[Rows from a figure dataset]

= = =

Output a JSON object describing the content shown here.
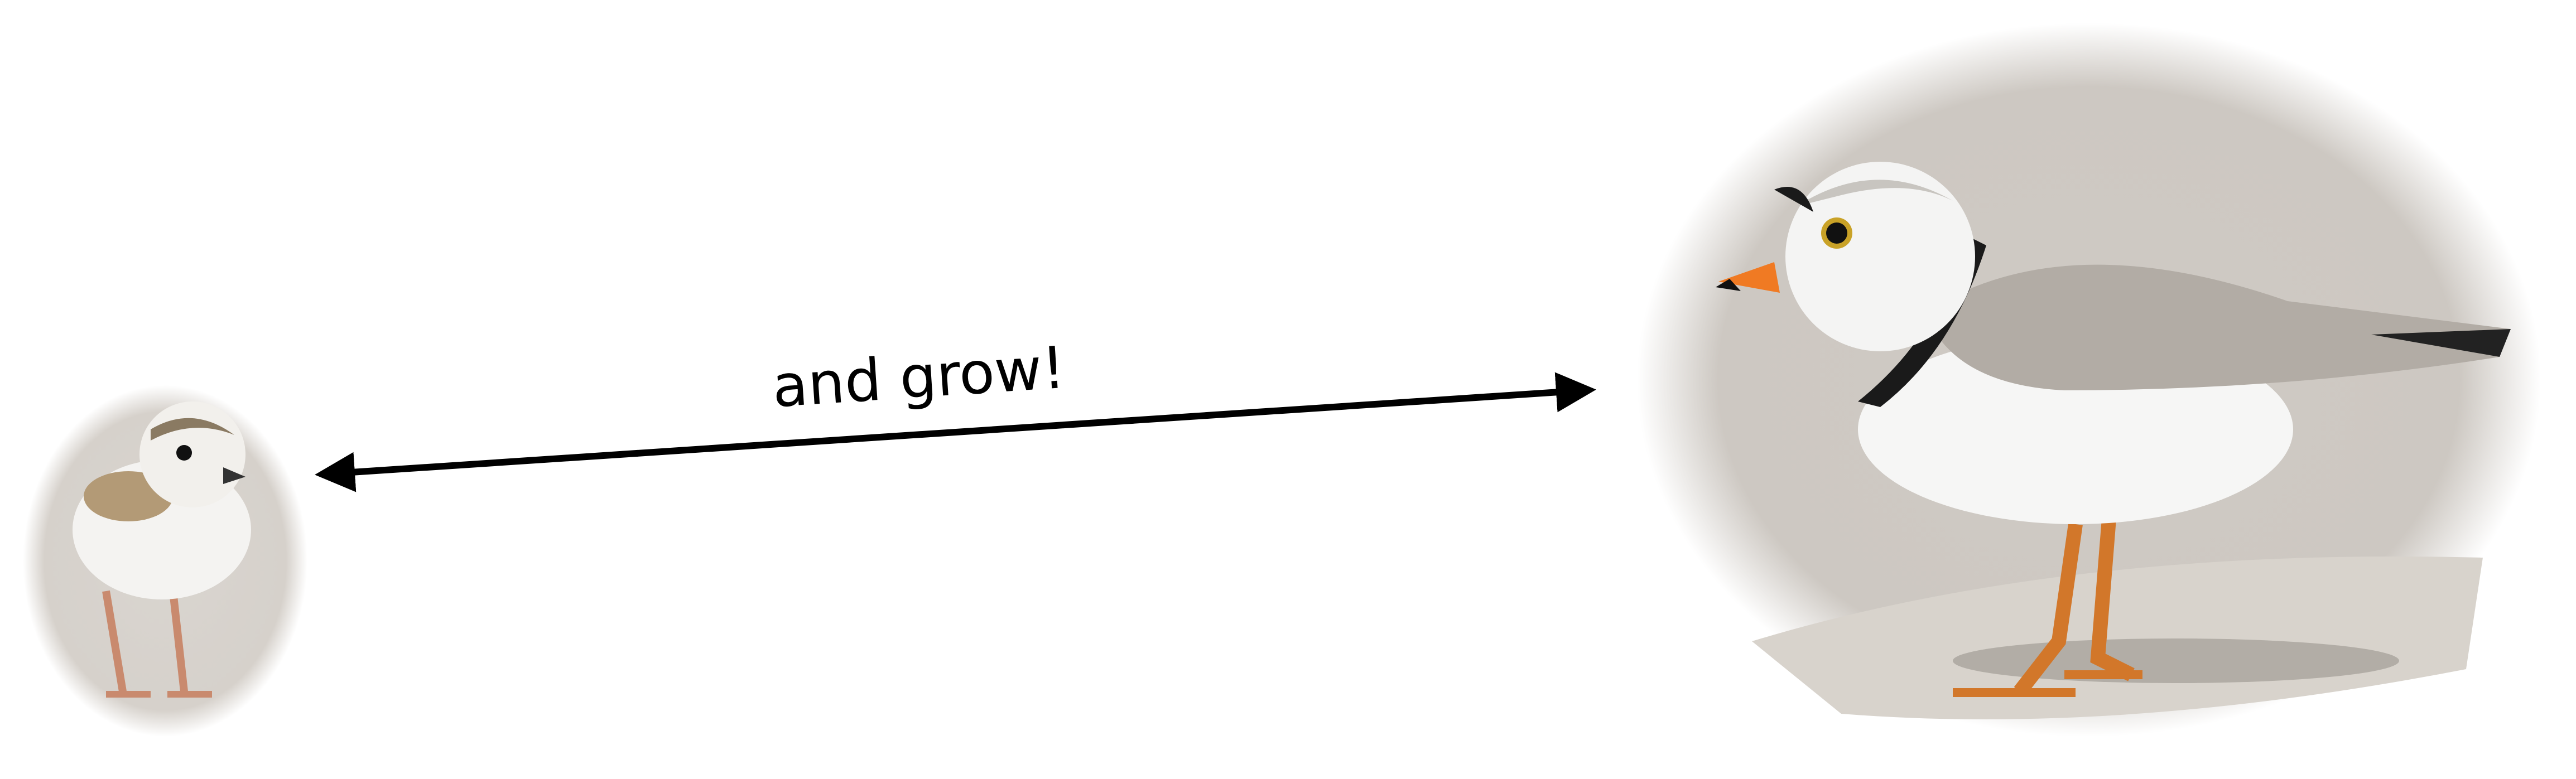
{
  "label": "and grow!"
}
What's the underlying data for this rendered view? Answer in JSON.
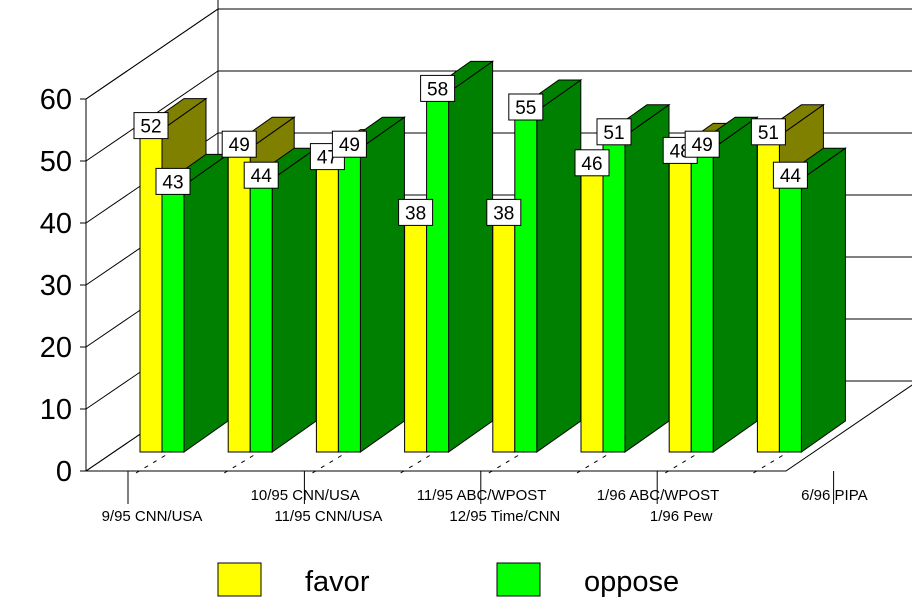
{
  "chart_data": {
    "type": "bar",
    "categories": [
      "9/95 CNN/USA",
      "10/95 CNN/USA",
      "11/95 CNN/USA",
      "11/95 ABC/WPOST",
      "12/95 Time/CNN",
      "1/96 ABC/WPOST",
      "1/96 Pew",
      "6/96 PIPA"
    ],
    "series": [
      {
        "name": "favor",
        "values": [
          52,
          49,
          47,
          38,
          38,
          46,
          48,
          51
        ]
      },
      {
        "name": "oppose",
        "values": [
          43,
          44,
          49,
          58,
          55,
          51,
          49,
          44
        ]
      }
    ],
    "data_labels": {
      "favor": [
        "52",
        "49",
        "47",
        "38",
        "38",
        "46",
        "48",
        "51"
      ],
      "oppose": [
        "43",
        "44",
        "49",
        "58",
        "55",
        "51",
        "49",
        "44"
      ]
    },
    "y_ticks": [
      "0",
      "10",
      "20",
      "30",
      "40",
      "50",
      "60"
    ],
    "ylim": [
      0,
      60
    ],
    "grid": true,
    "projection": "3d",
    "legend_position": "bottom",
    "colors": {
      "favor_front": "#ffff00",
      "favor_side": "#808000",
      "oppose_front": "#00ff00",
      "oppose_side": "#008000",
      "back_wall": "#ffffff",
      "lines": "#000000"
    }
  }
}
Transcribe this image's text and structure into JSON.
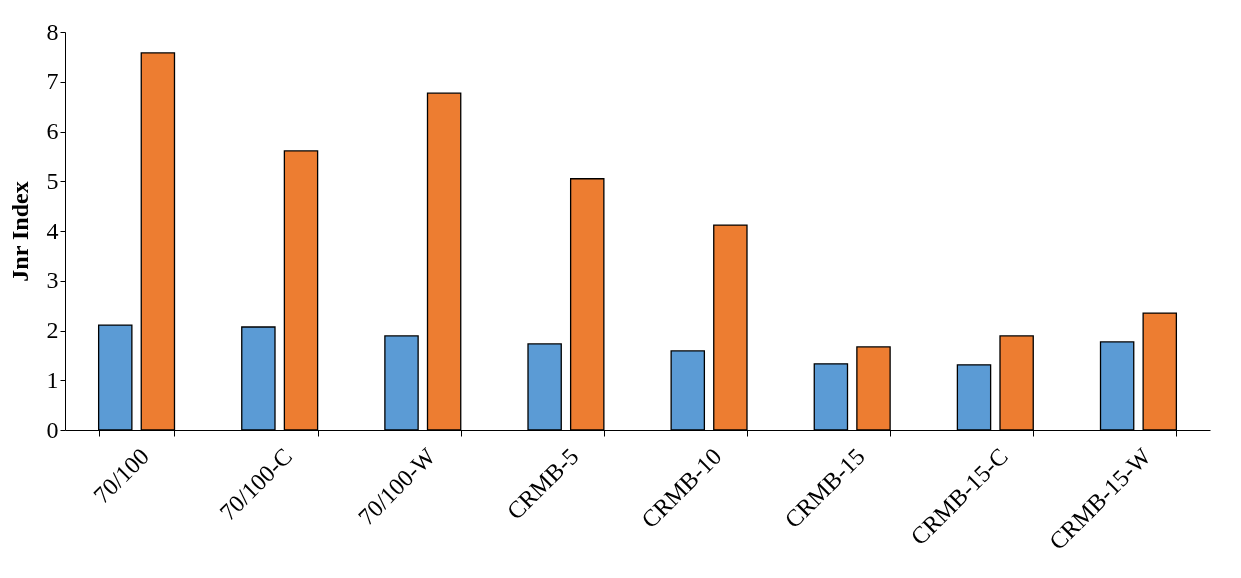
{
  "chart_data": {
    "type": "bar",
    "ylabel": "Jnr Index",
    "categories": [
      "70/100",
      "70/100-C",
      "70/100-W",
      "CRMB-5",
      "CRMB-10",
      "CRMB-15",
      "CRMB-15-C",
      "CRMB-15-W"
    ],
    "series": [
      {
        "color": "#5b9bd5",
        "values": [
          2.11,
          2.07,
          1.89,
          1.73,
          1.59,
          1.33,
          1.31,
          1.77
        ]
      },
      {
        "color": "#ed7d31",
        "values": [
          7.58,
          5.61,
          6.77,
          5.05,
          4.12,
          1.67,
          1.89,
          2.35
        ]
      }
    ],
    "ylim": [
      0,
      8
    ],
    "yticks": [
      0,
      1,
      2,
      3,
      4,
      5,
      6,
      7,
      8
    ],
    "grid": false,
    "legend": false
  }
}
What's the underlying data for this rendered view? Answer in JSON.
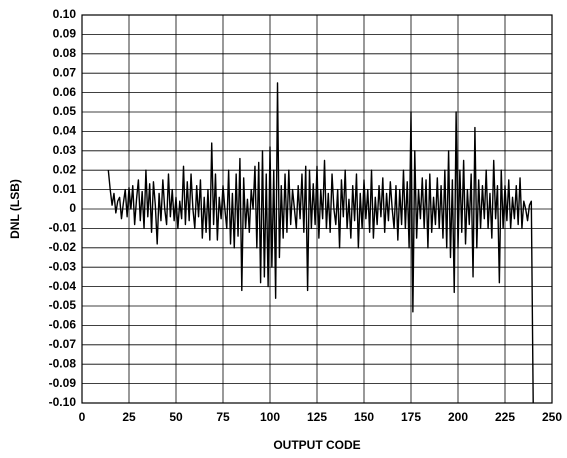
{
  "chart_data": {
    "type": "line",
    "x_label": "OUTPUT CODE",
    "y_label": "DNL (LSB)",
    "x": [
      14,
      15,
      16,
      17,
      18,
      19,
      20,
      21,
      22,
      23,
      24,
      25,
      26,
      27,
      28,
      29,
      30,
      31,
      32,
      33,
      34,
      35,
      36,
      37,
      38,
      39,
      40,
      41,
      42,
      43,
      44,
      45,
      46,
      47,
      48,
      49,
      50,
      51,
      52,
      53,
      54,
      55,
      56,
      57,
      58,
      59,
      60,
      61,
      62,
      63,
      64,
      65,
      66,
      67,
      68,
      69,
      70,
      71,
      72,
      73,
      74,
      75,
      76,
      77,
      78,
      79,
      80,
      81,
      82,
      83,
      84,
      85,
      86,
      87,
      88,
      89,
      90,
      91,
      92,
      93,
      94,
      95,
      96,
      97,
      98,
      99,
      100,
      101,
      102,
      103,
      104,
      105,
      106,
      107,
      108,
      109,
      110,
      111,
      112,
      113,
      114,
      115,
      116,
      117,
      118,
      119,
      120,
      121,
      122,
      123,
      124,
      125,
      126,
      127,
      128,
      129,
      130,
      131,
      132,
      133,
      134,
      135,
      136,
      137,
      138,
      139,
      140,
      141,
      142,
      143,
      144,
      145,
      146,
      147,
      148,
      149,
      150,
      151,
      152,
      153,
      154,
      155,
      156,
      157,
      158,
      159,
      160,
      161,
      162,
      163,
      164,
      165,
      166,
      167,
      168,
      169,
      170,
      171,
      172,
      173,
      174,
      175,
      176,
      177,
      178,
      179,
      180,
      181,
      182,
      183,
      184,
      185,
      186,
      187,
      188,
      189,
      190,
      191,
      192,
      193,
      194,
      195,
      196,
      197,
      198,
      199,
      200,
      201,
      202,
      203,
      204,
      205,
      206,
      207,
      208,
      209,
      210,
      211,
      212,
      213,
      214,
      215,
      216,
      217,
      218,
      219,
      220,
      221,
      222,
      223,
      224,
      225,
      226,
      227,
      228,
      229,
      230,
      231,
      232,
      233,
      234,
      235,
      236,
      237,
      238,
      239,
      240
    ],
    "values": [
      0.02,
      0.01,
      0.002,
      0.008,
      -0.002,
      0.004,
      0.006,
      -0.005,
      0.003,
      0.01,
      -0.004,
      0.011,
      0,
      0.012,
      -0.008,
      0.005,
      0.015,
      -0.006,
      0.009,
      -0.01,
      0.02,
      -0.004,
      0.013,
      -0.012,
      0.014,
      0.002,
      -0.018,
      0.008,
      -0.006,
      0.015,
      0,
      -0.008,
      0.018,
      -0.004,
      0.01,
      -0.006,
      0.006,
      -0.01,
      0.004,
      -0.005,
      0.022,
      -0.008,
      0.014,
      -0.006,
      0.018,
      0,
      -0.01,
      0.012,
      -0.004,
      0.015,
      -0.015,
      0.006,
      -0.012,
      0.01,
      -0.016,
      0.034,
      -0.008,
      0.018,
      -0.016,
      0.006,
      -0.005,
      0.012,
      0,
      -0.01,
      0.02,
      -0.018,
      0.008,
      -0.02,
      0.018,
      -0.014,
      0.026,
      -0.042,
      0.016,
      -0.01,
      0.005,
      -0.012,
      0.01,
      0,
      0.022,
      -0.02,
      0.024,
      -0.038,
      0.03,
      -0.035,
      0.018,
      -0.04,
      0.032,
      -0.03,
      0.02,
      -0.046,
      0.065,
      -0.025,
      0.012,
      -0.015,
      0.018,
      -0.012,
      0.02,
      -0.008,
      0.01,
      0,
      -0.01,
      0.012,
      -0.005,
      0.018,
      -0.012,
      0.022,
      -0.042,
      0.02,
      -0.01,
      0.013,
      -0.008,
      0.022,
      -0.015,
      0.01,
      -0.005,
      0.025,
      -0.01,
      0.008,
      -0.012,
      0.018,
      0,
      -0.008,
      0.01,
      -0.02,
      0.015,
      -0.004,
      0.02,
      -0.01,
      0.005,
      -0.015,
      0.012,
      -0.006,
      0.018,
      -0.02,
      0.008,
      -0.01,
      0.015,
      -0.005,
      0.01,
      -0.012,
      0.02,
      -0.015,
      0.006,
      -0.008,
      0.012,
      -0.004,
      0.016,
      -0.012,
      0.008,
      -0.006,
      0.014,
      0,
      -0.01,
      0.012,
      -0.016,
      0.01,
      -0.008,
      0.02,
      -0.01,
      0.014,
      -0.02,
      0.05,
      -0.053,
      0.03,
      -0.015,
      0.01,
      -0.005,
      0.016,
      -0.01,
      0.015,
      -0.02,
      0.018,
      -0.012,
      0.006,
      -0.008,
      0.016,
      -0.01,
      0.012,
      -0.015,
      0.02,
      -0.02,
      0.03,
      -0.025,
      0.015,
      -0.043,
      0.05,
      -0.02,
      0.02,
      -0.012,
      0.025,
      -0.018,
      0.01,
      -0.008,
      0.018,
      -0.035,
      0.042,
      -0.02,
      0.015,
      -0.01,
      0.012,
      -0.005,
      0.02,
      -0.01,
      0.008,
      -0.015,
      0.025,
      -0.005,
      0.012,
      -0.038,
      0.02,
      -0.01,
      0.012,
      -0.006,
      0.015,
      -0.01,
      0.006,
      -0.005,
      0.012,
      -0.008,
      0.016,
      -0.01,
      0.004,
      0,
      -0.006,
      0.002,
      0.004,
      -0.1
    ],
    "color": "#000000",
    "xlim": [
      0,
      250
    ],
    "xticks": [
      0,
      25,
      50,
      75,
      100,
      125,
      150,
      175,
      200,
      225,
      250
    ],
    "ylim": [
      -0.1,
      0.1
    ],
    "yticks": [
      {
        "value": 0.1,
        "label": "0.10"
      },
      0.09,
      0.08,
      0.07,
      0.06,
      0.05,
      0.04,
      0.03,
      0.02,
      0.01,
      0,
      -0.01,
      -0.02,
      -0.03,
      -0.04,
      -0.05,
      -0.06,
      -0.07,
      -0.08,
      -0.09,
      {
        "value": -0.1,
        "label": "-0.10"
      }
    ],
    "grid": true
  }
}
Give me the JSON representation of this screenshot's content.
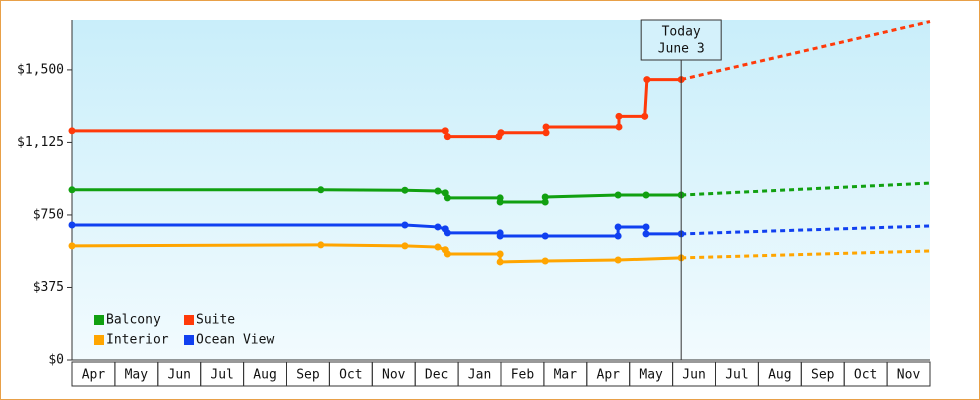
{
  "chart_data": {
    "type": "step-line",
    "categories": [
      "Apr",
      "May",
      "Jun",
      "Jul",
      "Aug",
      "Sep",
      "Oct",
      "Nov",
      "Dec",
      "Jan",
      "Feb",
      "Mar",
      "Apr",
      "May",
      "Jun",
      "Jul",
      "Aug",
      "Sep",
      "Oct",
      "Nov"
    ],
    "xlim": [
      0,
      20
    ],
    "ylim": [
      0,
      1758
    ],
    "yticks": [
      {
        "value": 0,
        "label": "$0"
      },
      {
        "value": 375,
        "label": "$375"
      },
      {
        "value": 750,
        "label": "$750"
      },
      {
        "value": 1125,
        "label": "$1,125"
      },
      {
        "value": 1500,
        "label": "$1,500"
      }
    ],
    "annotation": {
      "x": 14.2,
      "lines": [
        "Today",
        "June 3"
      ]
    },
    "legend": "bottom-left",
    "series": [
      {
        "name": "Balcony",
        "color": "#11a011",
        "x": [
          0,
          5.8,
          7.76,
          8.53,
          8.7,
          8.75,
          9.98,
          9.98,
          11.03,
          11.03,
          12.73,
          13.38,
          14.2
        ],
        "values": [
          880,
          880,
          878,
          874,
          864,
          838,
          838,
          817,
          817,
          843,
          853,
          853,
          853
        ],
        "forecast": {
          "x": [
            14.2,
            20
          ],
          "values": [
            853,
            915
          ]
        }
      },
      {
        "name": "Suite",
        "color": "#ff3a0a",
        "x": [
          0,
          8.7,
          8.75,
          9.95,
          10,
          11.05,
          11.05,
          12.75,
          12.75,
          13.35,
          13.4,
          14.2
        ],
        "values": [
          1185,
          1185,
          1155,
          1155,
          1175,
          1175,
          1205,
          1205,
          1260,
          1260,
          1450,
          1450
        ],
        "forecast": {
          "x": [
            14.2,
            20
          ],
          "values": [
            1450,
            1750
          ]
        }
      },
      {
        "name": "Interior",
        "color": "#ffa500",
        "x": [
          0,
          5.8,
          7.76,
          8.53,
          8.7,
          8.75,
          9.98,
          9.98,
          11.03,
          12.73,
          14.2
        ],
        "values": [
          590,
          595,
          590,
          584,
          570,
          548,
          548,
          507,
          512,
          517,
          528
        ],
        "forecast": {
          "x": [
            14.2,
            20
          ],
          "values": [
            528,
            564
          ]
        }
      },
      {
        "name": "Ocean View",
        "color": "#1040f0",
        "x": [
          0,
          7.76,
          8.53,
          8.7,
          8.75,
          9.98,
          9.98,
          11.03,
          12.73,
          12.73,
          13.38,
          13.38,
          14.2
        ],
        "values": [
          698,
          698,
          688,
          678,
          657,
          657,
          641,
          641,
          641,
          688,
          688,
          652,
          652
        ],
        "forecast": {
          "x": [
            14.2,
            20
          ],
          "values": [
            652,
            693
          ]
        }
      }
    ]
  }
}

= = =

→ **Task to carry out**: Look through the data above. Copy every line with the string "this" in it.

→ **Correct result**:
What's the underlying data for this rendered view? Answer in JSON.
Transcribe this image's text and structure into JSON.
What's the underlying data for this rendered view? Answer in JSON.
Give me the JSON representation of this screenshot's content.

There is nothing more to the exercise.